■ WHAT IS NEEDED
Across the material below, how many lines contain the word "dans"? Give only the number.

■ THE RECORDS
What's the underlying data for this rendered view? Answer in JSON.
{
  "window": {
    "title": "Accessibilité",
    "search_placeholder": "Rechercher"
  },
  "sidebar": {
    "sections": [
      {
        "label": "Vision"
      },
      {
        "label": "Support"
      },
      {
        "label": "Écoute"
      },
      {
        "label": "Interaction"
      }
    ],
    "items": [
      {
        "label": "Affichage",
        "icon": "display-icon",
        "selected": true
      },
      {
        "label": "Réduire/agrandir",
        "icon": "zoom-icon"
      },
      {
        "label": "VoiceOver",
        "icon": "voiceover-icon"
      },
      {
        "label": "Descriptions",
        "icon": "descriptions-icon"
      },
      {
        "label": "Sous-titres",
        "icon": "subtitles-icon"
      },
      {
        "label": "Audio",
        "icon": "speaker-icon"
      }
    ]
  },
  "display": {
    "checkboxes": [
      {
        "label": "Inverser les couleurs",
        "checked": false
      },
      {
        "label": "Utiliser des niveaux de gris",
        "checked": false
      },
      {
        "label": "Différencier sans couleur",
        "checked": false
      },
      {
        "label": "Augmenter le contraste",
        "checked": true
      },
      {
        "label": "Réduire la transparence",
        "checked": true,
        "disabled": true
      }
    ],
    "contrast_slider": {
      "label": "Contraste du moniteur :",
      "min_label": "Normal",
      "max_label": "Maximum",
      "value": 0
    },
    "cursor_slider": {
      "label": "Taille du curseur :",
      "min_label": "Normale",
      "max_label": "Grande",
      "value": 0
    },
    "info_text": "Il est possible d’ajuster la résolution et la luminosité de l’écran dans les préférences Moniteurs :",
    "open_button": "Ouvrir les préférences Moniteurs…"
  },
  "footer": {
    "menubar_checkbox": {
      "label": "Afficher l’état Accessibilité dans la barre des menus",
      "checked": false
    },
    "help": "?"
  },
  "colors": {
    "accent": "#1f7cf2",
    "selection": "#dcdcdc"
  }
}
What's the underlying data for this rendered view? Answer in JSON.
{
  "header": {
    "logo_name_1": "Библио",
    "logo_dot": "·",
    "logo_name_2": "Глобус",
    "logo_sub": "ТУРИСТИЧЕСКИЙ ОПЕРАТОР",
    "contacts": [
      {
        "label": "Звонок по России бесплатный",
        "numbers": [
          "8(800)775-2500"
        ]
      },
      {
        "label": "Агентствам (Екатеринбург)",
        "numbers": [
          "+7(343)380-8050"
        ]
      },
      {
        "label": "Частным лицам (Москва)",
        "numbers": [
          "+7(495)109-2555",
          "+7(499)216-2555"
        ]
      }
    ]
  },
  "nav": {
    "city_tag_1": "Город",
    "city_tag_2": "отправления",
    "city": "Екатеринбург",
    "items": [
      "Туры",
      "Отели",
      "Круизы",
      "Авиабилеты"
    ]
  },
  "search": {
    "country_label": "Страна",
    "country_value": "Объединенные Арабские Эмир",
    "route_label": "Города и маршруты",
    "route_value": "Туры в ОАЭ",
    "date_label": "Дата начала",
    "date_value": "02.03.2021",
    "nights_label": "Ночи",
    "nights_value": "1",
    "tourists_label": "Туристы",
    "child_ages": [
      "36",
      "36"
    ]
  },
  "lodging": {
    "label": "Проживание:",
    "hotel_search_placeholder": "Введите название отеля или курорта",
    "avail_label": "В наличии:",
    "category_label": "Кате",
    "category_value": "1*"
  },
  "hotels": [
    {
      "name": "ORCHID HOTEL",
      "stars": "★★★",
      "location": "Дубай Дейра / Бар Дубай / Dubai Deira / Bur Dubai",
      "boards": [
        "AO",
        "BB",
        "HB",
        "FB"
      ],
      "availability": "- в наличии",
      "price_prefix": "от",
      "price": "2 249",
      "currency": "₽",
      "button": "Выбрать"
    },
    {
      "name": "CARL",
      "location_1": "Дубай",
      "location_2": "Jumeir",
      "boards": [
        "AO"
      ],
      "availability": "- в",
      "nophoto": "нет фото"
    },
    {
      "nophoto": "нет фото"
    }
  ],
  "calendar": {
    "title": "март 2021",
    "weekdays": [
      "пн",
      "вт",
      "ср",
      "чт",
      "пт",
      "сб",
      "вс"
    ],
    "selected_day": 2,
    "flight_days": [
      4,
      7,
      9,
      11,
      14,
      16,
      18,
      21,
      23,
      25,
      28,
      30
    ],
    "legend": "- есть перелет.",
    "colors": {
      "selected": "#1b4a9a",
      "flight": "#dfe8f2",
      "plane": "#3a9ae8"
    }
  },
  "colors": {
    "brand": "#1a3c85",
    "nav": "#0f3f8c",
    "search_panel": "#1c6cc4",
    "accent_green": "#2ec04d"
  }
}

■ FINAL RESULT
2